*INSTRUCTIONS FOR THE TASK*. Pull each line holding the word "甲速度为" from the data.

*Dataset items*.
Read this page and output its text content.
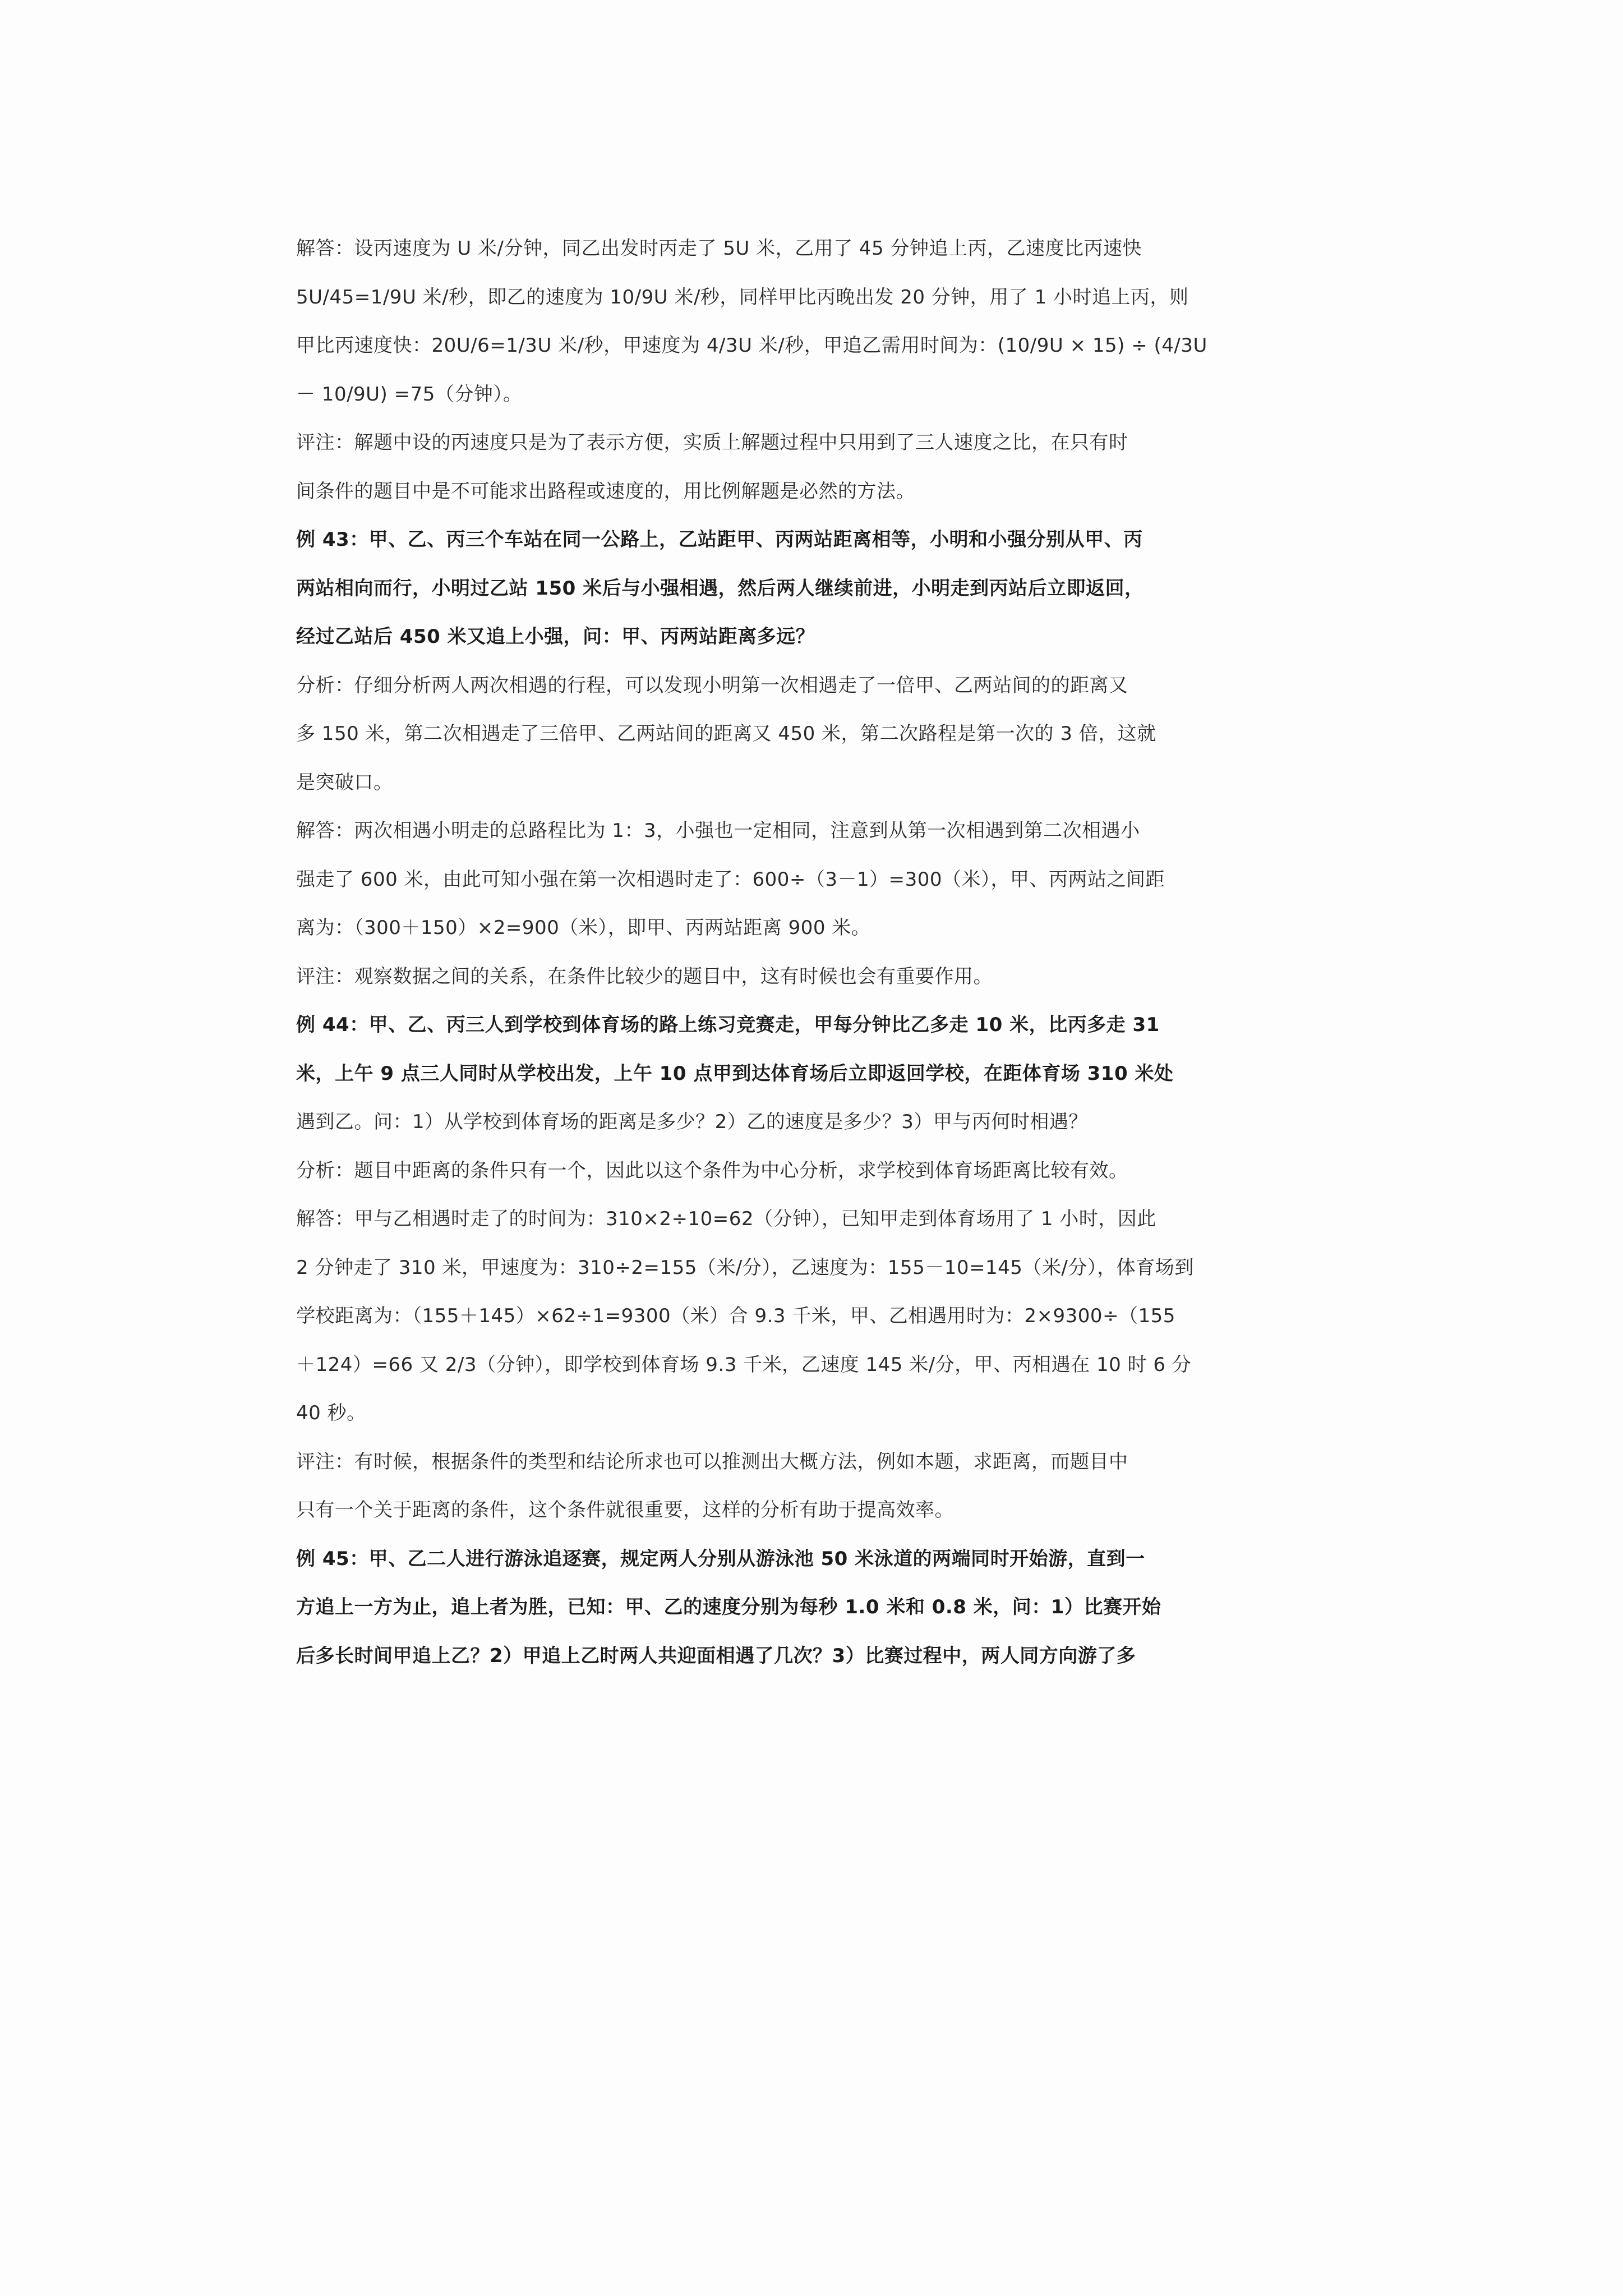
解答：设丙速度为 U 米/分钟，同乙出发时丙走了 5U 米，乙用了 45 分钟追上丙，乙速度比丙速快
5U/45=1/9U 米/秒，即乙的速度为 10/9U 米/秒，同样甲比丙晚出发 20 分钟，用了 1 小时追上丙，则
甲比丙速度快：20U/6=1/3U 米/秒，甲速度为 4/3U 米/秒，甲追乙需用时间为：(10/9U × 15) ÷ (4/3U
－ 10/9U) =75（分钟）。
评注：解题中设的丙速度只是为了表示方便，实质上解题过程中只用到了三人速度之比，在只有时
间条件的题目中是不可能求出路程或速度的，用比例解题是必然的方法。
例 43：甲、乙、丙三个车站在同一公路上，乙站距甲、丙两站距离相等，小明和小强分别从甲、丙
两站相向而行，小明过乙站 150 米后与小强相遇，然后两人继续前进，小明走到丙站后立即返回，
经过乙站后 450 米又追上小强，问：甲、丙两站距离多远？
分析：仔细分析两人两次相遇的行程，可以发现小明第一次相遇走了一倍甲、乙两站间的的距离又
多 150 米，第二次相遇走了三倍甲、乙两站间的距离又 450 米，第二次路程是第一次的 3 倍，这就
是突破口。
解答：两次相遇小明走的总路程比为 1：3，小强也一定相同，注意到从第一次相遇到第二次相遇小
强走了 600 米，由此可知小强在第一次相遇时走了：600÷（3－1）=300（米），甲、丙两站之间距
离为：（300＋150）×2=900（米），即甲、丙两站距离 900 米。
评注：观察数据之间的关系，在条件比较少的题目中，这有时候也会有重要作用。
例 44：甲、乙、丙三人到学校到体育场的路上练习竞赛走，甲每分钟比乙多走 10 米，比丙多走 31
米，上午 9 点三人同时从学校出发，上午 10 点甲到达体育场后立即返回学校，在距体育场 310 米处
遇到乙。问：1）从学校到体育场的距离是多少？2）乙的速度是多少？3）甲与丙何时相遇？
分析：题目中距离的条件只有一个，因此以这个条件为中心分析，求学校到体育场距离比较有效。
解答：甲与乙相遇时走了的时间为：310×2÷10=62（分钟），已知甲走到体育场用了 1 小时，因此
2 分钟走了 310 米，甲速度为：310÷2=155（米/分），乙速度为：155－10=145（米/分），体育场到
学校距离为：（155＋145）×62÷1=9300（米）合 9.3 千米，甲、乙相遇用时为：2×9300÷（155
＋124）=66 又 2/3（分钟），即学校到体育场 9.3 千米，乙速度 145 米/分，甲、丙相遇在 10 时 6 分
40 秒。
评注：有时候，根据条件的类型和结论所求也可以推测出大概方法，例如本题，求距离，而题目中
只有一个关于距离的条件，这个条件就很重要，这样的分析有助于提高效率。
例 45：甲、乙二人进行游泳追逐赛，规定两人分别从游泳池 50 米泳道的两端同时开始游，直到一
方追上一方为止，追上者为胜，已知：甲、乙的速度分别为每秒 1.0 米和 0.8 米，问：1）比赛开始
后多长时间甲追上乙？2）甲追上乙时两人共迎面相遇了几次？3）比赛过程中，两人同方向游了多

*ANSWER TO THIS EXERCISE*.
甲比丙速度快：20U/6=1/3U 米/秒，甲速度为 4/3U 米/秒，甲追乙需用时间为：(10/9U × 15) ÷ (4/3U
2 分钟走了 310 米，甲速度为：310÷2=155（米/分），乙速度为：155－10=145（米/分），体育场到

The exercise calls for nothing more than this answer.